- EXERCISE DESCRIPTION:
Return the full listing exactly as it is written.

- STORED DATA:
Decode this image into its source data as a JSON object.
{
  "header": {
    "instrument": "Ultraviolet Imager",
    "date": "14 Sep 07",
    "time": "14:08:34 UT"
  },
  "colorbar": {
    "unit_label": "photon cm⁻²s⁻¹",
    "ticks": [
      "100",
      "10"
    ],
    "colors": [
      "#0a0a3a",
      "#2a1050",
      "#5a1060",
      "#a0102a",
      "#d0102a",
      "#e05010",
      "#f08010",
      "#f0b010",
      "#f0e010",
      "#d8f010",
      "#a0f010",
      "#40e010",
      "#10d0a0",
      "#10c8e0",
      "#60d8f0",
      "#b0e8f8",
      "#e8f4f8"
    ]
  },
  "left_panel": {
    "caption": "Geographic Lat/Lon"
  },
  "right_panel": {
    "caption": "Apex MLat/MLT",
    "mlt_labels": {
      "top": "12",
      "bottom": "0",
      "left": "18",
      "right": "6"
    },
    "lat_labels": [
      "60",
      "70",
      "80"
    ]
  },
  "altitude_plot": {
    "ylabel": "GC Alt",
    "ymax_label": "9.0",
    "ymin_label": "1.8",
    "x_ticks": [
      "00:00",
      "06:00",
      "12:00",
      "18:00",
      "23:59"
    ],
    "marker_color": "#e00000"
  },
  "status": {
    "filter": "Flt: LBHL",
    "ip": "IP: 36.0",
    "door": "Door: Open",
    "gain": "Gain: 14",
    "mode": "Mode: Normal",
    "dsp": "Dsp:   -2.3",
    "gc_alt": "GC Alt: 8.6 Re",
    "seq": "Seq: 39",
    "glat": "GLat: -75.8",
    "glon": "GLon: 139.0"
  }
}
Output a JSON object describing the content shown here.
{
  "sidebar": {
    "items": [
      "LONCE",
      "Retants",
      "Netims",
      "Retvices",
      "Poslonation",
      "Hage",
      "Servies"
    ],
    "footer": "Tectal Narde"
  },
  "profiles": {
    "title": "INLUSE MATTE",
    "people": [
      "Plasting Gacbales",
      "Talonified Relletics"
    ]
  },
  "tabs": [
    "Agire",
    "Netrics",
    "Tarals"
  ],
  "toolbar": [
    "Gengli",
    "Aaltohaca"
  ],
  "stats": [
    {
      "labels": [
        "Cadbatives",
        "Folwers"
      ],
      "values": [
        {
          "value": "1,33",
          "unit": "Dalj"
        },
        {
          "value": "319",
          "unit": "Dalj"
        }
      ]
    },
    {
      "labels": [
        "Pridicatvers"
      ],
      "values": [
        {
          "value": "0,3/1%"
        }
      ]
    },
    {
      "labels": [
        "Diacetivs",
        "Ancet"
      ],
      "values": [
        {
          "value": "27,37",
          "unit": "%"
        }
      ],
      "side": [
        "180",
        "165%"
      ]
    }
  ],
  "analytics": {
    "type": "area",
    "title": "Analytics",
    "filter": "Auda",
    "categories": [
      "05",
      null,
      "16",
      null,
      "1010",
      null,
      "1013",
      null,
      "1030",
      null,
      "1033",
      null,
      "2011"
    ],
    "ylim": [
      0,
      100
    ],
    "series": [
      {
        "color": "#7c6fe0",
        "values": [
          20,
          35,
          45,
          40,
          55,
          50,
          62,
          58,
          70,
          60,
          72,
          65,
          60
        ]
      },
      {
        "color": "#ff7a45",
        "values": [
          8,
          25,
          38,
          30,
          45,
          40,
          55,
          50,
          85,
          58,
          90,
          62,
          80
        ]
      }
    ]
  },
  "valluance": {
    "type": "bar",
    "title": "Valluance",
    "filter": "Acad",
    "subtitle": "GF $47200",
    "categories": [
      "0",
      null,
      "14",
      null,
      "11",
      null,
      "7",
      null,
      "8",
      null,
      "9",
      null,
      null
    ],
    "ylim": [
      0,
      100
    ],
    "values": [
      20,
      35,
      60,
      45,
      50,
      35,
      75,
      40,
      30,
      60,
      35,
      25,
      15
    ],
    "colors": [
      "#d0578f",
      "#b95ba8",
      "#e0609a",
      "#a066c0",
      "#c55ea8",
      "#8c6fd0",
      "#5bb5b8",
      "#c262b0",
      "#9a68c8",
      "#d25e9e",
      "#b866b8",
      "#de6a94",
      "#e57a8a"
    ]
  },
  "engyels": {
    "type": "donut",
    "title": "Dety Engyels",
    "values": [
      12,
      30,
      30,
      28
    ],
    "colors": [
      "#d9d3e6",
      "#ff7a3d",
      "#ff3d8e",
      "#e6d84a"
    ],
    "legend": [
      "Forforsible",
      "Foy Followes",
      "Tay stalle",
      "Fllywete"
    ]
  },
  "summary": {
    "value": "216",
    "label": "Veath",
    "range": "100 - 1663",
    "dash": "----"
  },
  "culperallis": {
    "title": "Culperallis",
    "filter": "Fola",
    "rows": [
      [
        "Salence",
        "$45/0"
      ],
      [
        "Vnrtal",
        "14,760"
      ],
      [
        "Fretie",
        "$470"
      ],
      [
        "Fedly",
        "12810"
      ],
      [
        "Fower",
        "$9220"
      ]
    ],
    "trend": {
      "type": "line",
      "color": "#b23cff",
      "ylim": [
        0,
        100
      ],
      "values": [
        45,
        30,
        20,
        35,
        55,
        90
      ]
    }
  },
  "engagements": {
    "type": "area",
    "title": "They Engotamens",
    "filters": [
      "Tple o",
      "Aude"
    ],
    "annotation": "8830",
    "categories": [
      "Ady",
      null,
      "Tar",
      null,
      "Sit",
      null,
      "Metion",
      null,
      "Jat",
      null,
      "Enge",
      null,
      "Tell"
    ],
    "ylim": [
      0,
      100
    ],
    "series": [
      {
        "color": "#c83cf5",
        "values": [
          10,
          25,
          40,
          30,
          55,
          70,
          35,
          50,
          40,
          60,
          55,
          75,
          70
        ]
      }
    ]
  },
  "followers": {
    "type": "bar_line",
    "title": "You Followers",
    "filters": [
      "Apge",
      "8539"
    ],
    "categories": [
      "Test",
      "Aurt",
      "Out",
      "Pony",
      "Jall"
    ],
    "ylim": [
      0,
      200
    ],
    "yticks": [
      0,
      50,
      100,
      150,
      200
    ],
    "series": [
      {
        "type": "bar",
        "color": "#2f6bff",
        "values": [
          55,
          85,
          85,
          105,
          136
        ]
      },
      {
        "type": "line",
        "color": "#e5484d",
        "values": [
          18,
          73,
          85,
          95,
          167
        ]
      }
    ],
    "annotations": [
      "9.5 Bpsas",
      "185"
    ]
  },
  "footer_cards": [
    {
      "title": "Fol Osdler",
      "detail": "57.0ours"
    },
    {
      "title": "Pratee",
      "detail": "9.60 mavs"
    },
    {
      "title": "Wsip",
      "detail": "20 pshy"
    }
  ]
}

- TASK OUTPUT:
Decode this image into its source data as a JSON object.
{
  "header": {
    "instrument": "Ultraviolet Imager",
    "date": "14 Sep 07",
    "time": "14:08:34 UT"
  },
  "colorbar": {
    "unit_label": "photon cm⁻²s⁻¹",
    "ticks": [
      "100",
      "10"
    ],
    "colors": [
      "#0a0a3a",
      "#2a1050",
      "#5a1060",
      "#a0102a",
      "#d0102a",
      "#e05010",
      "#f08010",
      "#f0b010",
      "#f0e010",
      "#d8f010",
      "#a0f010",
      "#40e010",
      "#10d0a0",
      "#10c8e0",
      "#60d8f0",
      "#b0e8f8",
      "#e8f4f8"
    ]
  },
  "left_panel": {
    "caption": "Geographic Lat/Lon"
  },
  "right_panel": {
    "caption": "Apex MLat/MLT",
    "mlt_labels": {
      "top": "12",
      "bottom": "0",
      "left": "18",
      "right": "6"
    },
    "lat_labels": [
      "60",
      "70",
      "80"
    ]
  },
  "altitude_plot": {
    "ylabel": "GC Alt",
    "ymax_label": "9.0",
    "ymin_label": "1.8",
    "x_ticks": [
      "00:00",
      "06:00",
      "12:00",
      "18:00",
      "23:59"
    ],
    "marker_color": "#e00000"
  },
  "status": {
    "filter": "Flt: LBHL",
    "ip": "IP: 36.0",
    "door": "Door: Open",
    "gain": "Gain: 14",
    "mode": "Mode: Normal",
    "dsp": "Dsp:   -2.3",
    "gc_alt": "GC Alt: 8.6 Re",
    "seq": "Seq: 39",
    "glat": "GLat: -75.8",
    "glon": "GLon: 139.0"
  }
}
Output a JSON object describing the content shown here.
{
  "sidebar": {
    "items": [
      "LONCE",
      "Retants",
      "Netims",
      "Retvices",
      "Poslonation",
      "Hage",
      "Servies"
    ],
    "footer": "Tectal Narde"
  },
  "profiles": {
    "title": "INLUSE MATTE",
    "people": [
      "Plasting Gacbales",
      "Talonified Relletics"
    ]
  },
  "tabs": [
    "Agire",
    "Netrics",
    "Tarals"
  ],
  "toolbar": [
    "Gengli",
    "Aaltohaca"
  ],
  "stats": [
    {
      "labels": [
        "Cadbatives",
        "Folwers"
      ],
      "values": [
        {
          "value": "1,33",
          "unit": "Dalj"
        },
        {
          "value": "319",
          "unit": "Dalj"
        }
      ]
    },
    {
      "labels": [
        "Pridicatvers"
      ],
      "values": [
        {
          "value": "0,3/1%"
        }
      ]
    },
    {
      "labels": [
        "Diacetivs",
        "Ancet"
      ],
      "values": [
        {
          "value": "27,37",
          "unit": "%"
        }
      ],
      "side": [
        "180",
        "165%"
      ]
    }
  ],
  "analytics": {
    "type": "area",
    "title": "Analytics",
    "filter": "Auda",
    "categories": [
      "05",
      null,
      "16",
      null,
      "1010",
      null,
      "1013",
      null,
      "1030",
      null,
      "1033",
      null,
      "2011"
    ],
    "ylim": [
      0,
      100
    ],
    "series": [
      {
        "color": "#7c6fe0",
        "values": [
          20,
          35,
          45,
          40,
          55,
          50,
          62,
          58,
          70,
          60,
          72,
          65,
          60
        ]
      },
      {
        "color": "#ff7a45",
        "values": [
          8,
          25,
          38,
          30,
          45,
          40,
          55,
          50,
          85,
          58,
          90,
          62,
          80
        ]
      }
    ]
  },
  "valluance": {
    "type": "bar",
    "title": "Valluance",
    "filter": "Acad",
    "subtitle": "GF $47200",
    "categories": [
      "0",
      null,
      "14",
      null,
      "11",
      null,
      "7",
      null,
      "8",
      null,
      "9",
      null,
      null
    ],
    "ylim": [
      0,
      100
    ],
    "values": [
      20,
      35,
      60,
      45,
      50,
      35,
      75,
      40,
      30,
      60,
      35,
      25,
      15
    ],
    "colors": [
      "#d0578f",
      "#b95ba8",
      "#e0609a",
      "#a066c0",
      "#c55ea8",
      "#8c6fd0",
      "#5bb5b8",
      "#c262b0",
      "#9a68c8",
      "#d25e9e",
      "#b866b8",
      "#de6a94",
      "#e57a8a"
    ]
  },
  "engyels": {
    "type": "donut",
    "title": "Dety Engyels",
    "values": [
      12,
      30,
      30,
      28
    ],
    "colors": [
      "#d9d3e6",
      "#ff7a3d",
      "#ff3d8e",
      "#e6d84a"
    ],
    "legend": [
      "Forforsible",
      "Foy Followes",
      "Tay stalle",
      "Fllywete"
    ]
  },
  "summary": {
    "value": "216",
    "label": "Veath",
    "range": "100 - 1663",
    "dash": "----"
  },
  "culperallis": {
    "title": "Culperallis",
    "filter": "Fola",
    "rows": [
      [
        "Salence",
        "$45/0"
      ],
      [
        "Vnrtal",
        "14,760"
      ],
      [
        "Fretie",
        "$470"
      ],
      [
        "Fedly",
        "12810"
      ],
      [
        "Fower",
        "$9220"
      ]
    ],
    "trend": {
      "type": "line",
      "color": "#b23cff",
      "ylim": [
        0,
        100
      ],
      "values": [
        45,
        30,
        20,
        35,
        55,
        90
      ]
    }
  },
  "engagements": {
    "type": "area",
    "title": "They Engotamens",
    "filters": [
      "Tple o",
      "Aude"
    ],
    "annotation": "8830",
    "categories": [
      "Ady",
      null,
      "Tar",
      null,
      "Sit",
      null,
      "Metion",
      null,
      "Jat",
      null,
      "Enge",
      null,
      "Tell"
    ],
    "ylim": [
      0,
      100
    ],
    "series": [
      {
        "color": "#c83cf5",
        "values": [
          10,
          25,
          40,
          30,
          55,
          70,
          35,
          50,
          40,
          60,
          55,
          75,
          70
        ]
      }
    ]
  },
  "followers": {
    "type": "bar_line",
    "title": "You Followers",
    "filters": [
      "Apge",
      "8539"
    ],
    "categories": [
      "Test",
      "Aurt",
      "Out",
      "Pony",
      "Jall"
    ],
    "ylim": [
      0,
      200
    ],
    "yticks": [
      0,
      50,
      100,
      150,
      200
    ],
    "series": [
      {
        "type": "bar",
        "color": "#2f6bff",
        "values": [
          55,
          85,
          85,
          105,
          136
        ]
      },
      {
        "type": "line",
        "color": "#e5484d",
        "values": [
          18,
          73,
          85,
          95,
          167
        ]
      }
    ],
    "annotations": [
      "9.5 Bpsas",
      "185"
    ]
  },
  "footer_cards": [
    {
      "title": "Fol Osdler",
      "detail": "57.0ours"
    },
    {
      "title": "Pratee",
      "detail": "9.60 mavs"
    },
    {
      "title": "Wsip",
      "detail": "20 pshy"
    }
  ]
}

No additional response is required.